## SHORT TASK:
Of the lines in the records that follow, how many include the word "JSON"? Answer with a bare number.

───

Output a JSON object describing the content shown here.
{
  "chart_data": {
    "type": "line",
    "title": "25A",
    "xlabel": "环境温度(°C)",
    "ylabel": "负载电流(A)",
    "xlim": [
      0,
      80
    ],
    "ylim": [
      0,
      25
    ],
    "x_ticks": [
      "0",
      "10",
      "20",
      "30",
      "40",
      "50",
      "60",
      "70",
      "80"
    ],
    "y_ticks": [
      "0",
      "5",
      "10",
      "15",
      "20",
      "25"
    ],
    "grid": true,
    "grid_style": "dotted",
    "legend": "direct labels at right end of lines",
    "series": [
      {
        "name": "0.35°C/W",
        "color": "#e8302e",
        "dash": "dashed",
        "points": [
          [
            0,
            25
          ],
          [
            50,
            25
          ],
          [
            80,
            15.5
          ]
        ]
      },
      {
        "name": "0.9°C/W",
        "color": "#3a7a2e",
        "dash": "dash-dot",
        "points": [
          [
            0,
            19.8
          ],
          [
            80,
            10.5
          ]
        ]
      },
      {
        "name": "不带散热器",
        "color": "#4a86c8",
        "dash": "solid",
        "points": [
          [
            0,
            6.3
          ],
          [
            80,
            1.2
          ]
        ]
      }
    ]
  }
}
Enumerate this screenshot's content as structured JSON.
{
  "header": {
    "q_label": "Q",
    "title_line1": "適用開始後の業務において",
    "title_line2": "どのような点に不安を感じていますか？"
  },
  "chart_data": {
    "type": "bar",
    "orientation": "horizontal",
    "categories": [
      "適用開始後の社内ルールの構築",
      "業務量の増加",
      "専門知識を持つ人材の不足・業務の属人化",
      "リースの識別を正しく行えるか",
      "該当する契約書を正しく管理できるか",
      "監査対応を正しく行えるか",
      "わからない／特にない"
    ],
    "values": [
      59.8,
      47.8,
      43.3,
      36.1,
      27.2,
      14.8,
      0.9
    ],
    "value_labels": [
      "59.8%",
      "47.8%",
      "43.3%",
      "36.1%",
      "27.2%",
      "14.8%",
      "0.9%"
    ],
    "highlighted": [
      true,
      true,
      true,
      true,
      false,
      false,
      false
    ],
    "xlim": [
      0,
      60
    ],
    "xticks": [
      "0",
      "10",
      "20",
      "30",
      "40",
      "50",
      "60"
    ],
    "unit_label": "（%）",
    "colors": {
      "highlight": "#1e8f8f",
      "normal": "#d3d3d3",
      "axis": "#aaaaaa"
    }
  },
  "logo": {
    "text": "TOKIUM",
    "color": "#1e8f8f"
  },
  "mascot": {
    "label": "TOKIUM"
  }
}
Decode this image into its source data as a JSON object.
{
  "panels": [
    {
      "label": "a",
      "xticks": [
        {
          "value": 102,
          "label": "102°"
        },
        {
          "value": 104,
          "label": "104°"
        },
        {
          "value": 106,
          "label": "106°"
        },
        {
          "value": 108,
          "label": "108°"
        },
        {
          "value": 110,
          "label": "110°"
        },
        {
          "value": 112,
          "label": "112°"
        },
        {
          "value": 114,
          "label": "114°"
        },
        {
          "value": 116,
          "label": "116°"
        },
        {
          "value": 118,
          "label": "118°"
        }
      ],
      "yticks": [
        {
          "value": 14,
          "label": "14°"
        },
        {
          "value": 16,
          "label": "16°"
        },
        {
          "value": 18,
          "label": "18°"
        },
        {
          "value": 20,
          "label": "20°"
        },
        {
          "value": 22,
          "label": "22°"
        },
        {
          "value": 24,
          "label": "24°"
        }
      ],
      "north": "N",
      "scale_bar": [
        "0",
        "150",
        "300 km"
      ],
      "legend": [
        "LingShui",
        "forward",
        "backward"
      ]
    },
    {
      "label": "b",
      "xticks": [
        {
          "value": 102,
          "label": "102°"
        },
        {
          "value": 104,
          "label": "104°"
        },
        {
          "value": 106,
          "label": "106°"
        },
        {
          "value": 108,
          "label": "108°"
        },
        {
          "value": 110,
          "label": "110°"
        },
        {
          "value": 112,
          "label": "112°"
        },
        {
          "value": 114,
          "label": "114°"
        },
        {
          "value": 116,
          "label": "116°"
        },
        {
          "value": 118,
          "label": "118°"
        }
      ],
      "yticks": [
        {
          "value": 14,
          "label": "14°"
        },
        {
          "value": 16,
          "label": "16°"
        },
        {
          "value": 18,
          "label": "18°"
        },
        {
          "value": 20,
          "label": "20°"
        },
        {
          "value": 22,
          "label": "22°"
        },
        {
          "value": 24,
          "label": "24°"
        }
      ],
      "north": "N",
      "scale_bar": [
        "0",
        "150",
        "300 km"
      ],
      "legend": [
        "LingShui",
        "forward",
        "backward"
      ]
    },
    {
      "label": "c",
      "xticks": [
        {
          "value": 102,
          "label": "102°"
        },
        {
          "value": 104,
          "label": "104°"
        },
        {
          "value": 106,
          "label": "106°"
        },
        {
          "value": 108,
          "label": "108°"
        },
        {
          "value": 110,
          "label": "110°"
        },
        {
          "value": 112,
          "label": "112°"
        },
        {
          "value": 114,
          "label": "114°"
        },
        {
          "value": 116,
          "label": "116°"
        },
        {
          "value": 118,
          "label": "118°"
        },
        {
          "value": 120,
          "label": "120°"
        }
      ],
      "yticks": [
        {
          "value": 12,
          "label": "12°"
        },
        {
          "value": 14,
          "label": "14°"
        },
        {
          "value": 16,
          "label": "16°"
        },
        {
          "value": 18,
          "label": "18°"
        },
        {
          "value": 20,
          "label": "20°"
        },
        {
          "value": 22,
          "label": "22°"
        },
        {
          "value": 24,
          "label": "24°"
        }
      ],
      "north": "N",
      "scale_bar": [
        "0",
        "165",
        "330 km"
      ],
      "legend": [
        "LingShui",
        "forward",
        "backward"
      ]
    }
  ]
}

───

## RESULT OF THE TASK:
3